* START *
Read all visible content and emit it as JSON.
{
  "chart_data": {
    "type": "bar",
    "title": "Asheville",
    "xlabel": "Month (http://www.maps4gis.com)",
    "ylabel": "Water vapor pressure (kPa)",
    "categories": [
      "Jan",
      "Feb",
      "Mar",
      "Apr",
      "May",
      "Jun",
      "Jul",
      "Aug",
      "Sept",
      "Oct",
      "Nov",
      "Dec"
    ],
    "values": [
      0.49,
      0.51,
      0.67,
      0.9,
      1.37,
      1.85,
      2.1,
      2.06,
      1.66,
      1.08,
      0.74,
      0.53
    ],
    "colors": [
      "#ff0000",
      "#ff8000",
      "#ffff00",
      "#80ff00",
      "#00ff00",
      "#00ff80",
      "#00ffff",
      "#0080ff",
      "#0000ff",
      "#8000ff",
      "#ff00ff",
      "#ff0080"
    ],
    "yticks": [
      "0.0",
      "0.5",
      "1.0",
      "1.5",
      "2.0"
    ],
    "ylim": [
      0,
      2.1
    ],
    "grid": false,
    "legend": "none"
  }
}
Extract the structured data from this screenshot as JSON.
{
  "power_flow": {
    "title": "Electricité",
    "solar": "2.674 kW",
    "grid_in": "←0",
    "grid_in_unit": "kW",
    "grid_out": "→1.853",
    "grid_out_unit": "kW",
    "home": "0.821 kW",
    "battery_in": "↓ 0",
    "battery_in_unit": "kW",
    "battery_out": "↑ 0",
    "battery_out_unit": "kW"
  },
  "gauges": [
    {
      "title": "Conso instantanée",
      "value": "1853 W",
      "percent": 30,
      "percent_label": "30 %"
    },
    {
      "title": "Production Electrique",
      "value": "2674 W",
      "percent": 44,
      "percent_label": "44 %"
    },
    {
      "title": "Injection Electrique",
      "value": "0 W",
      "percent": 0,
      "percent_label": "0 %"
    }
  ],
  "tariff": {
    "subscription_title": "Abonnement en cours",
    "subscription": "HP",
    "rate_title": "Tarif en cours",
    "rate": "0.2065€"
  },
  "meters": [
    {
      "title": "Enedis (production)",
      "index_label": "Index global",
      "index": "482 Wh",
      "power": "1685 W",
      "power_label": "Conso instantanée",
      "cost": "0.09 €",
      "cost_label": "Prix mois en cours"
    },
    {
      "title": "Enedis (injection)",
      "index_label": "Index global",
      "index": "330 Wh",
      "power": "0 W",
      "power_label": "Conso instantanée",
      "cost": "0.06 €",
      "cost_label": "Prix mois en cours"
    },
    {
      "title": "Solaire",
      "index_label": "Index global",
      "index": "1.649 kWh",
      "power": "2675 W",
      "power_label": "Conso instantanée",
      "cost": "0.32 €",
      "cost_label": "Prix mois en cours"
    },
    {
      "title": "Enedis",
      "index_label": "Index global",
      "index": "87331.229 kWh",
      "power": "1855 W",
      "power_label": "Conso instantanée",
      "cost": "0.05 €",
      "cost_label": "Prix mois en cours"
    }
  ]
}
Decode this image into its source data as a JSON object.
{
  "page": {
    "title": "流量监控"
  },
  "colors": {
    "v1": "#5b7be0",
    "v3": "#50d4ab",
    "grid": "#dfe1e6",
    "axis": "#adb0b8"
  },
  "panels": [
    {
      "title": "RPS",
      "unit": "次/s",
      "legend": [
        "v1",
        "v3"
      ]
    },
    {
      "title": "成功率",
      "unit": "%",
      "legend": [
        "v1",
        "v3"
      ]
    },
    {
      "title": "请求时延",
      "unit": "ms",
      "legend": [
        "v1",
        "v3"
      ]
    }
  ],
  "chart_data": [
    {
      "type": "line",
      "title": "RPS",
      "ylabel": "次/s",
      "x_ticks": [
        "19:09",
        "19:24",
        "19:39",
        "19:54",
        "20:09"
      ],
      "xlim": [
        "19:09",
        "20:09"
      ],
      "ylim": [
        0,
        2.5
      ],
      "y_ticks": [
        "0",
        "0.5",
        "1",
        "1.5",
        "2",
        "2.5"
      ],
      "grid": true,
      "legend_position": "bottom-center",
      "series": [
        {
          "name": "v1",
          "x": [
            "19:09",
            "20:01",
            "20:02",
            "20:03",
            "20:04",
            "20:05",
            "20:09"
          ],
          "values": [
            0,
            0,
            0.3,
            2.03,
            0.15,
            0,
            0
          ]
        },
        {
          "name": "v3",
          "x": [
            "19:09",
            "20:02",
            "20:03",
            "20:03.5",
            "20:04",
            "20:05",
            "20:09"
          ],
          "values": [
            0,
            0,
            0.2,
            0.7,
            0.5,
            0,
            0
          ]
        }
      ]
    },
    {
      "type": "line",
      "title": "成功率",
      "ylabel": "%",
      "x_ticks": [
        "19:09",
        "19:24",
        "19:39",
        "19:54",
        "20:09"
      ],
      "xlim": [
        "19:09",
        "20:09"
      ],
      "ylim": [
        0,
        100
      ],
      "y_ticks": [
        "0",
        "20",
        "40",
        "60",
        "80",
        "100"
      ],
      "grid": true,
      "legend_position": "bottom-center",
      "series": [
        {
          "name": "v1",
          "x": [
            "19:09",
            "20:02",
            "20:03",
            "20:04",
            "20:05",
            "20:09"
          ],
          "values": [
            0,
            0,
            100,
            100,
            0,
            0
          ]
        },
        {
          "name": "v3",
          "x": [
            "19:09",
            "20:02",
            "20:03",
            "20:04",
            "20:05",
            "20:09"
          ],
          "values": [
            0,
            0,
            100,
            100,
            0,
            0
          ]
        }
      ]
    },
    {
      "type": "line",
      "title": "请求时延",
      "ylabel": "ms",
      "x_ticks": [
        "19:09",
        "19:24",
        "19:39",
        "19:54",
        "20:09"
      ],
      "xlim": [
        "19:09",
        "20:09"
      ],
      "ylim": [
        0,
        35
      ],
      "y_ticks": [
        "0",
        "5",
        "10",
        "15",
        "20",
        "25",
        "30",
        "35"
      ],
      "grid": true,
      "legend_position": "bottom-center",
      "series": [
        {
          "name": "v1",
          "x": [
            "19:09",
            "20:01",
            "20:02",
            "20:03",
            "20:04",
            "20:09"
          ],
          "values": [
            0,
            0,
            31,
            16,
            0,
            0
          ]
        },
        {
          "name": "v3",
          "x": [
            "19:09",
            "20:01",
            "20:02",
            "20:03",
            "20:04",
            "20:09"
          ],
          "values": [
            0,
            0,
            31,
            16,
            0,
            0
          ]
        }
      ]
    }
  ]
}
* END *
Return every record above exactly as it appears.

Read all visible content and emit it as JSON.
{
  "chart_data": {
    "type": "bar",
    "title": "Asheville",
    "xlabel": "Month (http://www.maps4gis.com)",
    "ylabel": "Water vapor pressure (kPa)",
    "categories": [
      "Jan",
      "Feb",
      "Mar",
      "Apr",
      "May",
      "Jun",
      "Jul",
      "Aug",
      "Sept",
      "Oct",
      "Nov",
      "Dec"
    ],
    "values": [
      0.49,
      0.51,
      0.67,
      0.9,
      1.37,
      1.85,
      2.1,
      2.06,
      1.66,
      1.08,
      0.74,
      0.53
    ],
    "colors": [
      "#ff0000",
      "#ff8000",
      "#ffff00",
      "#80ff00",
      "#00ff00",
      "#00ff80",
      "#00ffff",
      "#0080ff",
      "#0000ff",
      "#8000ff",
      "#ff00ff",
      "#ff0080"
    ],
    "yticks": [
      "0.0",
      "0.5",
      "1.0",
      "1.5",
      "2.0"
    ],
    "ylim": [
      0,
      2.1
    ],
    "grid": false,
    "legend": "none"
  }
}
Extract the structured data from this screenshot as JSON.
{
  "power_flow": {
    "title": "Electricité",
    "solar": "2.674 kW",
    "grid_in": "←0",
    "grid_in_unit": "kW",
    "grid_out": "→1.853",
    "grid_out_unit": "kW",
    "home": "0.821 kW",
    "battery_in": "↓ 0",
    "battery_in_unit": "kW",
    "battery_out": "↑ 0",
    "battery_out_unit": "kW"
  },
  "gauges": [
    {
      "title": "Conso instantanée",
      "value": "1853 W",
      "percent": 30,
      "percent_label": "30 %"
    },
    {
      "title": "Production Electrique",
      "value": "2674 W",
      "percent": 44,
      "percent_label": "44 %"
    },
    {
      "title": "Injection Electrique",
      "value": "0 W",
      "percent": 0,
      "percent_label": "0 %"
    }
  ],
  "tariff": {
    "subscription_title": "Abonnement en cours",
    "subscription": "HP",
    "rate_title": "Tarif en cours",
    "rate": "0.2065€"
  },
  "meters": [
    {
      "title": "Enedis (production)",
      "index_label": "Index global",
      "index": "482 Wh",
      "power": "1685 W",
      "power_label": "Conso instantanée",
      "cost": "0.09 €",
      "cost_label": "Prix mois en cours"
    },
    {
      "title": "Enedis (injection)",
      "index_label": "Index global",
      "index": "330 Wh",
      "power": "0 W",
      "power_label": "Conso instantanée",
      "cost": "0.06 €",
      "cost_label": "Prix mois en cours"
    },
    {
      "title": "Solaire",
      "index_label": "Index global",
      "index": "1.649 kWh",
      "power": "2675 W",
      "power_label": "Conso instantanée",
      "cost": "0.32 €",
      "cost_label": "Prix mois en cours"
    },
    {
      "title": "Enedis",
      "index_label": "Index global",
      "index": "87331.229 kWh",
      "power": "1855 W",
      "power_label": "Conso instantanée",
      "cost": "0.05 €",
      "cost_label": "Prix mois en cours"
    }
  ]
}
Decode this image into its source data as a JSON object.
{
  "page": {
    "title": "流量监控"
  },
  "colors": {
    "v1": "#5b7be0",
    "v3": "#50d4ab",
    "grid": "#dfe1e6",
    "axis": "#adb0b8"
  },
  "panels": [
    {
      "title": "RPS",
      "unit": "次/s",
      "legend": [
        "v1",
        "v3"
      ]
    },
    {
      "title": "成功率",
      "unit": "%",
      "legend": [
        "v1",
        "v3"
      ]
    },
    {
      "title": "请求时延",
      "unit": "ms",
      "legend": [
        "v1",
        "v3"
      ]
    }
  ],
  "chart_data": [
    {
      "type": "line",
      "title": "RPS",
      "ylabel": "次/s",
      "x_ticks": [
        "19:09",
        "19:24",
        "19:39",
        "19:54",
        "20:09"
      ],
      "xlim": [
        "19:09",
        "20:09"
      ],
      "ylim": [
        0,
        2.5
      ],
      "y_ticks": [
        "0",
        "0.5",
        "1",
        "1.5",
        "2",
        "2.5"
      ],
      "grid": true,
      "legend_position": "bottom-center",
      "series": [
        {
          "name": "v1",
          "x": [
            "19:09",
            "20:01",
            "20:02",
            "20:03",
            "20:04",
            "20:05",
            "20:09"
          ],
          "values": [
            0,
            0,
            0.3,
            2.03,
            0.15,
            0,
            0
          ]
        },
        {
          "name": "v3",
          "x": [
            "19:09",
            "20:02",
            "20:03",
            "20:03.5",
            "20:04",
            "20:05",
            "20:09"
          ],
          "values": [
            0,
            0,
            0.2,
            0.7,
            0.5,
            0,
            0
          ]
        }
      ]
    },
    {
      "type": "line",
      "title": "成功率",
      "ylabel": "%",
      "x_ticks": [
        "19:09",
        "19:24",
        "19:39",
        "19:54",
        "20:09"
      ],
      "xlim": [
        "19:09",
        "20:09"
      ],
      "ylim": [
        0,
        100
      ],
      "y_ticks": [
        "0",
        "20",
        "40",
        "60",
        "80",
        "100"
      ],
      "grid": true,
      "legend_position": "bottom-center",
      "series": [
        {
          "name": "v1",
          "x": [
            "19:09",
            "20:02",
            "20:03",
            "20:04",
            "20:05",
            "20:09"
          ],
          "values": [
            0,
            0,
            100,
            100,
            0,
            0
          ]
        },
        {
          "name": "v3",
          "x": [
            "19:09",
            "20:02",
            "20:03",
            "20:04",
            "20:05",
            "20:09"
          ],
          "values": [
            0,
            0,
            100,
            100,
            0,
            0
          ]
        }
      ]
    },
    {
      "type": "line",
      "title": "请求时延",
      "ylabel": "ms",
      "x_ticks": [
        "19:09",
        "19:24",
        "19:39",
        "19:54",
        "20:09"
      ],
      "xlim": [
        "19:09",
        "20:09"
      ],
      "ylim": [
        0,
        35
      ],
      "y_ticks": [
        "0",
        "5",
        "10",
        "15",
        "20",
        "25",
        "30",
        "35"
      ],
      "grid": true,
      "legend_position": "bottom-center",
      "series": [
        {
          "name": "v1",
          "x": [
            "19:09",
            "20:01",
            "20:02",
            "20:03",
            "20:04",
            "20:09"
          ],
          "values": [
            0,
            0,
            31,
            16,
            0,
            0
          ]
        },
        {
          "name": "v3",
          "x": [
            "19:09",
            "20:01",
            "20:02",
            "20:03",
            "20:04",
            "20:09"
          ],
          "values": [
            0,
            0,
            31,
            16,
            0,
            0
          ]
        }
      ]
    }
  ]
}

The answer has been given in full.